═══ DATASET EXCERPTS
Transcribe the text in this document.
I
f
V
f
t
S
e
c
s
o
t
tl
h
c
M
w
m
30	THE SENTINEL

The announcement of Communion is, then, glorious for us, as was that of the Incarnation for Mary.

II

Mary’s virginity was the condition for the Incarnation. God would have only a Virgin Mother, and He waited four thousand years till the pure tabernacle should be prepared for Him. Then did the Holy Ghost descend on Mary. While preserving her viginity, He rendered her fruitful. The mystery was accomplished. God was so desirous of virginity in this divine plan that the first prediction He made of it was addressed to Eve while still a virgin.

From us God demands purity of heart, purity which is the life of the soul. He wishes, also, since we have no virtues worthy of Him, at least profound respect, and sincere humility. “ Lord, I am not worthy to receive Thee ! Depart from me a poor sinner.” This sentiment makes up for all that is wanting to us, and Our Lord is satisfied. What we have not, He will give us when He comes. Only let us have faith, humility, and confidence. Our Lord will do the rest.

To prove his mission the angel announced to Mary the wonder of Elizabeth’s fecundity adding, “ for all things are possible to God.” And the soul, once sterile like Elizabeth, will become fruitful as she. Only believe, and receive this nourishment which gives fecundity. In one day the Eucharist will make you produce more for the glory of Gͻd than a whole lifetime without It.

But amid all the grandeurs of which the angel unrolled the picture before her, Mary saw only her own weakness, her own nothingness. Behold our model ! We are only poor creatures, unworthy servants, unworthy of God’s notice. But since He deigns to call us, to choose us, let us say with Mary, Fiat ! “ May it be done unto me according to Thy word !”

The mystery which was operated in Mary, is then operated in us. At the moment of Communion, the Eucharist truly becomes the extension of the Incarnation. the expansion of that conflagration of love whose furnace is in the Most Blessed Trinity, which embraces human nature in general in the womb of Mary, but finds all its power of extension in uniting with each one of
══════
- **DIRECTIONS FOR THIS TASK**: What count of lines in the listing contain the word "Incarnation"? Reply with the number only.

- **RESULT**: 3